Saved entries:
"""
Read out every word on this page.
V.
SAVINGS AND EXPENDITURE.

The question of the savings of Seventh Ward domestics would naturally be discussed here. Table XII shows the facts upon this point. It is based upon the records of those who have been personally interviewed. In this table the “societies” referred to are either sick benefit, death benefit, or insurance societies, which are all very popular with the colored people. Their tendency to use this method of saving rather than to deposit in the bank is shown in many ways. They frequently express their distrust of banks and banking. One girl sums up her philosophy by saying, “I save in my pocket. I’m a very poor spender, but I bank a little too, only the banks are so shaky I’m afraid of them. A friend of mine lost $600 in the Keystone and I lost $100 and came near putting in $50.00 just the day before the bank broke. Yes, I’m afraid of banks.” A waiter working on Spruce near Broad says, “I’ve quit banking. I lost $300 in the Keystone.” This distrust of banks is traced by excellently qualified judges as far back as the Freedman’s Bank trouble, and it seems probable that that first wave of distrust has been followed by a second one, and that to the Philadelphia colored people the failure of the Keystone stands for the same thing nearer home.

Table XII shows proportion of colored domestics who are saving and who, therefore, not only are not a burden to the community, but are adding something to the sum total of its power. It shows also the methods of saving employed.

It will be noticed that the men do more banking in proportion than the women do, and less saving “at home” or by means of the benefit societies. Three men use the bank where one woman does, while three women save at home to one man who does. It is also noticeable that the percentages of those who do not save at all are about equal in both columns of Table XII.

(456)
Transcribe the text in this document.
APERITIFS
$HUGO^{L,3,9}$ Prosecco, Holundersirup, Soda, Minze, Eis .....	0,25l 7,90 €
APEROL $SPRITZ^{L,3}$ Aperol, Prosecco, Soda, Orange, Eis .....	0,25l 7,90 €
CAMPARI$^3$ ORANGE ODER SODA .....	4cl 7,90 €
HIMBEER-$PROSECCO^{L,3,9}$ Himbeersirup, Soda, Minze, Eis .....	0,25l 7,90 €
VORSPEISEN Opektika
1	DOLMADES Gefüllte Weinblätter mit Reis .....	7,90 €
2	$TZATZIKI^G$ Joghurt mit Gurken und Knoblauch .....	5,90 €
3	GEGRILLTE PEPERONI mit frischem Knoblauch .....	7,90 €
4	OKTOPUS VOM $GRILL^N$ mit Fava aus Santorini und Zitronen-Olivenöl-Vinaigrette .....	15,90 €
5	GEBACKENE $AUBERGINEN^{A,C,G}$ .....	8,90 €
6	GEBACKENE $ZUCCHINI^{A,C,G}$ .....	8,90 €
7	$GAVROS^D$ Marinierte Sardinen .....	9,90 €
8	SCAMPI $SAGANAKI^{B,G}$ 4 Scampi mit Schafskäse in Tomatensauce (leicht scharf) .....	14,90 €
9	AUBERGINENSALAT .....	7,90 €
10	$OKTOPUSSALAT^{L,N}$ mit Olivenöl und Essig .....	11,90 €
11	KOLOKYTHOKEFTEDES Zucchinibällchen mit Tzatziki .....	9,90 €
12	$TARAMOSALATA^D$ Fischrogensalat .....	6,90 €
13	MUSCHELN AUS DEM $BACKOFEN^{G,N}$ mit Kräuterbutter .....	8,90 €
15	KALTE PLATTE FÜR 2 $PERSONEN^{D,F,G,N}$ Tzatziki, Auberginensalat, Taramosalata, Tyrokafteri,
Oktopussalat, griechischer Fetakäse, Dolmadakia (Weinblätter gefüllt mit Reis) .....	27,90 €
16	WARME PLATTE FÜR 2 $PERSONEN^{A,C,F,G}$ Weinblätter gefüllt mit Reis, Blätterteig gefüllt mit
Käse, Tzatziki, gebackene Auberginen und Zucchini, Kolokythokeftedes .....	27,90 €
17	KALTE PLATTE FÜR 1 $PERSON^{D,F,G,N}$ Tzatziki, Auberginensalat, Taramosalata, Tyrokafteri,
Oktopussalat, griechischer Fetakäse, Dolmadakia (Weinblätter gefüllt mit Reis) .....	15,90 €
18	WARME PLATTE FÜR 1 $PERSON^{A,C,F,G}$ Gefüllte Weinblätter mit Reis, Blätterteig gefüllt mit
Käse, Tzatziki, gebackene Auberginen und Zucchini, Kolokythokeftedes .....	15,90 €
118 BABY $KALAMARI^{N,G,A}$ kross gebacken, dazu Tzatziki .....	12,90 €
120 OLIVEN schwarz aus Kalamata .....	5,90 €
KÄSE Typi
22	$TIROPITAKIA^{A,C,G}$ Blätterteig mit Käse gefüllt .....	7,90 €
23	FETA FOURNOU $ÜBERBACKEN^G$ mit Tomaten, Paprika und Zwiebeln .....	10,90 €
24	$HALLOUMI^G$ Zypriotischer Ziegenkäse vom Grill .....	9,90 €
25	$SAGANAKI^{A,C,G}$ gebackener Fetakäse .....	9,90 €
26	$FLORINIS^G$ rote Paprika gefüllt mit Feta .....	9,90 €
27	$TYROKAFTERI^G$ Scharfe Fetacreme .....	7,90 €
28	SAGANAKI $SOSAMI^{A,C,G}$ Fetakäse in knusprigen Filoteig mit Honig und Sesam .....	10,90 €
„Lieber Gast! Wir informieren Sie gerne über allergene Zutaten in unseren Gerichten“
"""
- **What you will do**
Report how many lines of the listing above include the word "Minze". Say nothing but the number.

- **Result of this exercise**
2